[Lines of data]
========

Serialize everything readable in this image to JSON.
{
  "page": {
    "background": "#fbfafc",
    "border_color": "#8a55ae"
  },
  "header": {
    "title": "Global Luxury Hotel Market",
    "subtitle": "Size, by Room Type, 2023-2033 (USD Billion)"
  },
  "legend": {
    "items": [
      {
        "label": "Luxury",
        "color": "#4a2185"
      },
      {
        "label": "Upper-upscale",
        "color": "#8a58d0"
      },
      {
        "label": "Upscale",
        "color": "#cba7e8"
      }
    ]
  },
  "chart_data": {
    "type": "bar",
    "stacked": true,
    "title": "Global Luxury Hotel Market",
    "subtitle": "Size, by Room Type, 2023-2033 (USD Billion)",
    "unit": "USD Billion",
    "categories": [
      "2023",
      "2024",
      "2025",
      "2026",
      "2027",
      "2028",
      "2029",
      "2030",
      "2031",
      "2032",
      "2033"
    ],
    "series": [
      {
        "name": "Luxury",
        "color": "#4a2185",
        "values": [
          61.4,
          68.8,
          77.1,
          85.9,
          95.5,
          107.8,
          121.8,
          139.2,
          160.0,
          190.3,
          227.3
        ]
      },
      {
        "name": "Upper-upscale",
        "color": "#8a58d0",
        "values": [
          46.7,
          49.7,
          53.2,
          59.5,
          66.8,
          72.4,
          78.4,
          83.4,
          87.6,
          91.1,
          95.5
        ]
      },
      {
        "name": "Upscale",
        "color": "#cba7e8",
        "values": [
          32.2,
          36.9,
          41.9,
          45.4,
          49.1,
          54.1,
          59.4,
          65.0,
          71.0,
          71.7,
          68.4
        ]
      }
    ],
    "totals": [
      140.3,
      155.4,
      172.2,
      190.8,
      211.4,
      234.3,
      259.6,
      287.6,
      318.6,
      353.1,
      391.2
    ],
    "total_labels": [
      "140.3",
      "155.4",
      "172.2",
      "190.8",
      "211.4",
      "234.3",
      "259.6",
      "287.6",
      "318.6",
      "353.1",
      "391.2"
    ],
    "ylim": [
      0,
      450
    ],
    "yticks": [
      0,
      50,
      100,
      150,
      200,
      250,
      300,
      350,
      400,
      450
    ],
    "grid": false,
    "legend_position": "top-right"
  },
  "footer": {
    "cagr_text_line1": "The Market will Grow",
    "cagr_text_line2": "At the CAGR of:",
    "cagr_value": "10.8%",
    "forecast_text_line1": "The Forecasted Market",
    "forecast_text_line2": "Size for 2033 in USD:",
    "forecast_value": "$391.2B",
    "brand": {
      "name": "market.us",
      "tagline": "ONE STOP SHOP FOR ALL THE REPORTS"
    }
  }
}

========

[Written request]
Take the listing above and set it down exactly.

[Finished exercise]
Serialize everything readable in this image to JSON.
{
  "page": {
    "background": "#fbfafc",
    "border_color": "#8a55ae"
  },
  "header": {
    "title": "Global Luxury Hotel Market",
    "subtitle": "Size, by Room Type, 2023-2033 (USD Billion)"
  },
  "legend": {
    "items": [
      {
        "label": "Luxury",
        "color": "#4a2185"
      },
      {
        "label": "Upper-upscale",
        "color": "#8a58d0"
      },
      {
        "label": "Upscale",
        "color": "#cba7e8"
      }
    ]
  },
  "chart_data": {
    "type": "bar",
    "stacked": true,
    "title": "Global Luxury Hotel Market",
    "subtitle": "Size, by Room Type, 2023-2033 (USD Billion)",
    "unit": "USD Billion",
    "categories": [
      "2023",
      "2024",
      "2025",
      "2026",
      "2027",
      "2028",
      "2029",
      "2030",
      "2031",
      "2032",
      "2033"
    ],
    "series": [
      {
        "name": "Luxury",
        "color": "#4a2185",
        "values": [
          61.4,
          68.8,
          77.1,
          85.9,
          95.5,
          107.8,
          121.8,
          139.2,
          160.0,
          190.3,
          227.3
        ]
      },
      {
        "name": "Upper-upscale",
        "color": "#8a58d0",
        "values": [
          46.7,
          49.7,
          53.2,
          59.5,
          66.8,
          72.4,
          78.4,
          83.4,
          87.6,
          91.1,
          95.5
        ]
      },
      {
        "name": "Upscale",
        "color": "#cba7e8",
        "values": [
          32.2,
          36.9,
          41.9,
          45.4,
          49.1,
          54.1,
          59.4,
          65.0,
          71.0,
          71.7,
          68.4
        ]
      }
    ],
    "totals": [
      140.3,
      155.4,
      172.2,
      190.8,
      211.4,
      234.3,
      259.6,
      287.6,
      318.6,
      353.1,
      391.2
    ],
    "total_labels": [
      "140.3",
      "155.4",
      "172.2",
      "190.8",
      "211.4",
      "234.3",
      "259.6",
      "287.6",
      "318.6",
      "353.1",
      "391.2"
    ],
    "ylim": [
      0,
      450
    ],
    "yticks": [
      0,
      50,
      100,
      150,
      200,
      250,
      300,
      350,
      400,
      450
    ],
    "grid": false,
    "legend_position": "top-right"
  },
  "footer": {
    "cagr_text_line1": "The Market will Grow",
    "cagr_text_line2": "At the CAGR of:",
    "cagr_value": "10.8%",
    "forecast_text_line1": "The Forecasted Market",
    "forecast_text_line2": "Size for 2033 in USD:",
    "forecast_value": "$391.2B",
    "brand": {
      "name": "market.us",
      "tagline": "ONE STOP SHOP FOR ALL THE REPORTS"
    }
  }
}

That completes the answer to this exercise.